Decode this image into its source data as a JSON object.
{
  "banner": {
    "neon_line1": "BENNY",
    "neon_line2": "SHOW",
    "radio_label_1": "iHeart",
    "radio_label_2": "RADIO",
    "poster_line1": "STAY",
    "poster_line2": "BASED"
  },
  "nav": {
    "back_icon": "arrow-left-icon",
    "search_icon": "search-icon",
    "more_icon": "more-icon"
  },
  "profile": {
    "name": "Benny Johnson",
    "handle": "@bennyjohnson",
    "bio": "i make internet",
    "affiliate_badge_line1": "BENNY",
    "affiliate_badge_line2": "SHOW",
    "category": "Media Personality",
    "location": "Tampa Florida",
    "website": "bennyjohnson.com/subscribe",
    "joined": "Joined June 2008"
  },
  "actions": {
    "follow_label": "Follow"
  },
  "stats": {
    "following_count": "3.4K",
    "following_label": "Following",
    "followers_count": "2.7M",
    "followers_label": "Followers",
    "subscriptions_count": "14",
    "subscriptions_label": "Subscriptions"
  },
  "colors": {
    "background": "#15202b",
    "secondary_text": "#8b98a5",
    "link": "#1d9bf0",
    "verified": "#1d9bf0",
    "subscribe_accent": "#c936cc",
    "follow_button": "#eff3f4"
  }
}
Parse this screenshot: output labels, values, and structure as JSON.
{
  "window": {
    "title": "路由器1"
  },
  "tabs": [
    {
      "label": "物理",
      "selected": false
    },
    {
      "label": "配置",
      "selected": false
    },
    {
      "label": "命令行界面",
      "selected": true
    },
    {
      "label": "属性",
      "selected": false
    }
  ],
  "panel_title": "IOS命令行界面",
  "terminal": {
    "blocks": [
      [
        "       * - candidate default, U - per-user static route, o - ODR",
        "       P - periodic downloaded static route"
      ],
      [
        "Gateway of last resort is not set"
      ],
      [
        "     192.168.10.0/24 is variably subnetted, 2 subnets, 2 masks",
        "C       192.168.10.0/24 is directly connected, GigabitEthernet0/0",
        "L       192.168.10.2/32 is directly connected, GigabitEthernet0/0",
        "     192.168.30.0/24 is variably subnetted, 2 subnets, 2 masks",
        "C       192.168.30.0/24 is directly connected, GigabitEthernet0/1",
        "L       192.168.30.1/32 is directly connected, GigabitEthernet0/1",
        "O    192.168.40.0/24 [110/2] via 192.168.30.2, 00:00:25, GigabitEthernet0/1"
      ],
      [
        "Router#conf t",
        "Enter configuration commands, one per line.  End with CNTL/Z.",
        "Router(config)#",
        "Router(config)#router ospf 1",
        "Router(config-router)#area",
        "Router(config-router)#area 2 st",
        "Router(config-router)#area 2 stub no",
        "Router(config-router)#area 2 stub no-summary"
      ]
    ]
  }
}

....

• **Given request**: Print the listing above in full, exactly as it is.

• **Expected output**:
Decode this image into its source data as a JSON object.
{
  "banner": {
    "neon_line1": "BENNY",
    "neon_line2": "SHOW",
    "radio_label_1": "iHeart",
    "radio_label_2": "RADIO",
    "poster_line1": "STAY",
    "poster_line2": "BASED"
  },
  "nav": {
    "back_icon": "arrow-left-icon",
    "search_icon": "search-icon",
    "more_icon": "more-icon"
  },
  "profile": {
    "name": "Benny Johnson",
    "handle": "@bennyjohnson",
    "bio": "i make internet",
    "affiliate_badge_line1": "BENNY",
    "affiliate_badge_line2": "SHOW",
    "category": "Media Personality",
    "location": "Tampa Florida",
    "website": "bennyjohnson.com/subscribe",
    "joined": "Joined June 2008"
  },
  "actions": {
    "follow_label": "Follow"
  },
  "stats": {
    "following_count": "3.4K",
    "following_label": "Following",
    "followers_count": "2.7M",
    "followers_label": "Followers",
    "subscriptions_count": "14",
    "subscriptions_label": "Subscriptions"
  },
  "colors": {
    "background": "#15202b",
    "secondary_text": "#8b98a5",
    "link": "#1d9bf0",
    "verified": "#1d9bf0",
    "subscribe_accent": "#c936cc",
    "follow_button": "#eff3f4"
  }
}
Parse this screenshot: output labels, values, and structure as JSON.
{
  "window": {
    "title": "路由器1"
  },
  "tabs": [
    {
      "label": "物理",
      "selected": false
    },
    {
      "label": "配置",
      "selected": false
    },
    {
      "label": "命令行界面",
      "selected": true
    },
    {
      "label": "属性",
      "selected": false
    }
  ],
  "panel_title": "IOS命令行界面",
  "terminal": {
    "blocks": [
      [
        "       * - candidate default, U - per-user static route, o - ODR",
        "       P - periodic downloaded static route"
      ],
      [
        "Gateway of last resort is not set"
      ],
      [
        "     192.168.10.0/24 is variably subnetted, 2 subnets, 2 masks",
        "C       192.168.10.0/24 is directly connected, GigabitEthernet0/0",
        "L       192.168.10.2/32 is directly connected, GigabitEthernet0/0",
        "     192.168.30.0/24 is variably subnetted, 2 subnets, 2 masks",
        "C       192.168.30.0/24 is directly connected, GigabitEthernet0/1",
        "L       192.168.30.1/32 is directly connected, GigabitEthernet0/1",
        "O    192.168.40.0/24 [110/2] via 192.168.30.2, 00:00:25, GigabitEthernet0/1"
      ],
      [
        "Router#conf t",
        "Enter configuration commands, one per line.  End with CNTL/Z.",
        "Router(config)#",
        "Router(config)#router ospf 1",
        "Router(config-router)#area",
        "Router(config-router)#area 2 st",
        "Router(config-router)#area 2 stub no",
        "Router(config-router)#area 2 stub no-summary"
      ]
    ]
  }
}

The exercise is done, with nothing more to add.